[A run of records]
———

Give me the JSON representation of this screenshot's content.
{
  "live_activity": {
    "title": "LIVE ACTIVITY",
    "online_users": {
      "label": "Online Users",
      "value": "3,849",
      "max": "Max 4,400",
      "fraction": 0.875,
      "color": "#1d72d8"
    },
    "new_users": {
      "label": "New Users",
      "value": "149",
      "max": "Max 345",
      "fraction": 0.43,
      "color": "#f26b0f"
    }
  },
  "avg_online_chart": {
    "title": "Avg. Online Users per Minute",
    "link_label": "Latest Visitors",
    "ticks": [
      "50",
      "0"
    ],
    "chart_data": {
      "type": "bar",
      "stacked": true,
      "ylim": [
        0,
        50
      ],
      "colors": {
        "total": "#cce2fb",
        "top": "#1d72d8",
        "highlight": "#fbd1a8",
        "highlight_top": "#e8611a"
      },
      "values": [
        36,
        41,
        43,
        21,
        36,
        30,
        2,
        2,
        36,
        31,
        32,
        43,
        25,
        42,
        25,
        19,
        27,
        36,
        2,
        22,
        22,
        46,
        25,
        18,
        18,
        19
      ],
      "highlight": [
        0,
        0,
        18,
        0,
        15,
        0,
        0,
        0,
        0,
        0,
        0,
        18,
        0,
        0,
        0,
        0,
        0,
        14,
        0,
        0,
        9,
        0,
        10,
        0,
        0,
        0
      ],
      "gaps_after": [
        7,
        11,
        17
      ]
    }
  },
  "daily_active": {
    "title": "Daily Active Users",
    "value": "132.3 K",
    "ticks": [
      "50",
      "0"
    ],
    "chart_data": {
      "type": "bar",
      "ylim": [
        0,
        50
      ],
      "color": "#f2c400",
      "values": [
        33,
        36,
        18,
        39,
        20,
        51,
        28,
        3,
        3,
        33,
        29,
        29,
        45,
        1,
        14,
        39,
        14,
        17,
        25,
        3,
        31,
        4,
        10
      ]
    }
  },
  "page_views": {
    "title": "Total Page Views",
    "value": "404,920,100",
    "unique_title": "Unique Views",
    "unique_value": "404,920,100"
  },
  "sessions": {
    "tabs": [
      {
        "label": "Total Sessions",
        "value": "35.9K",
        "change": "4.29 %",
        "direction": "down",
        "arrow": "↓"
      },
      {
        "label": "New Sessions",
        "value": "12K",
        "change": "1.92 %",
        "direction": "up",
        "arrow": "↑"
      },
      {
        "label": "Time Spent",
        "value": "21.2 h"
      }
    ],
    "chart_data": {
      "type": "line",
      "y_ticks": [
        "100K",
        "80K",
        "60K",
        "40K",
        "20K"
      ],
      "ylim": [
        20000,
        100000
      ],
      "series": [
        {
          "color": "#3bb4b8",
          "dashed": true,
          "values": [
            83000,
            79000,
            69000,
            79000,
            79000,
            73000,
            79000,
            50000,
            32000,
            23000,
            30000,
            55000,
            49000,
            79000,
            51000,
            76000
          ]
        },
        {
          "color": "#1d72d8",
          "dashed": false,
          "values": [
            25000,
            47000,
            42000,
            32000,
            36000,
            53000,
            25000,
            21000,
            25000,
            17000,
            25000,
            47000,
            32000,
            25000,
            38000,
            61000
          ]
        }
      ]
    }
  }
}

———

> **STATED PROBLEM**: Reproduce each entry from the records above, character for character.

> **RESULT FOR THIS TASK**:
Give me the JSON representation of this screenshot's content.
{
  "live_activity": {
    "title": "LIVE ACTIVITY",
    "online_users": {
      "label": "Online Users",
      "value": "3,849",
      "max": "Max 4,400",
      "fraction": 0.875,
      "color": "#1d72d8"
    },
    "new_users": {
      "label": "New Users",
      "value": "149",
      "max": "Max 345",
      "fraction": 0.43,
      "color": "#f26b0f"
    }
  },
  "avg_online_chart": {
    "title": "Avg. Online Users per Minute",
    "link_label": "Latest Visitors",
    "ticks": [
      "50",
      "0"
    ],
    "chart_data": {
      "type": "bar",
      "stacked": true,
      "ylim": [
        0,
        50
      ],
      "colors": {
        "total": "#cce2fb",
        "top": "#1d72d8",
        "highlight": "#fbd1a8",
        "highlight_top": "#e8611a"
      },
      "values": [
        36,
        41,
        43,
        21,
        36,
        30,
        2,
        2,
        36,
        31,
        32,
        43,
        25,
        42,
        25,
        19,
        27,
        36,
        2,
        22,
        22,
        46,
        25,
        18,
        18,
        19
      ],
      "highlight": [
        0,
        0,
        18,
        0,
        15,
        0,
        0,
        0,
        0,
        0,
        0,
        18,
        0,
        0,
        0,
        0,
        0,
        14,
        0,
        0,
        9,
        0,
        10,
        0,
        0,
        0
      ],
      "gaps_after": [
        7,
        11,
        17
      ]
    }
  },
  "daily_active": {
    "title": "Daily Active Users",
    "value": "132.3 K",
    "ticks": [
      "50",
      "0"
    ],
    "chart_data": {
      "type": "bar",
      "ylim": [
        0,
        50
      ],
      "color": "#f2c400",
      "values": [
        33,
        36,
        18,
        39,
        20,
        51,
        28,
        3,
        3,
        33,
        29,
        29,
        45,
        1,
        14,
        39,
        14,
        17,
        25,
        3,
        31,
        4,
        10
      ]
    }
  },
  "page_views": {
    "title": "Total Page Views",
    "value": "404,920,100",
    "unique_title": "Unique Views",
    "unique_value": "404,920,100"
  },
  "sessions": {
    "tabs": [
      {
        "label": "Total Sessions",
        "value": "35.9K",
        "change": "4.29 %",
        "direction": "down",
        "arrow": "↓"
      },
      {
        "label": "New Sessions",
        "value": "12K",
        "change": "1.92 %",
        "direction": "up",
        "arrow": "↑"
      },
      {
        "label": "Time Spent",
        "value": "21.2 h"
      }
    ],
    "chart_data": {
      "type": "line",
      "y_ticks": [
        "100K",
        "80K",
        "60K",
        "40K",
        "20K"
      ],
      "ylim": [
        20000,
        100000
      ],
      "series": [
        {
          "color": "#3bb4b8",
          "dashed": true,
          "values": [
            83000,
            79000,
            69000,
            79000,
            79000,
            73000,
            79000,
            50000,
            32000,
            23000,
            30000,
            55000,
            49000,
            79000,
            51000,
            76000
          ]
        },
        {
          "color": "#1d72d8",
          "dashed": false,
          "values": [
            25000,
            47000,
            42000,
            32000,
            36000,
            53000,
            25000,
            21000,
            25000,
            17000,
            25000,
            47000,
            32000,
            25000,
            38000,
            61000
          ]
        }
      ]
    }
  }
}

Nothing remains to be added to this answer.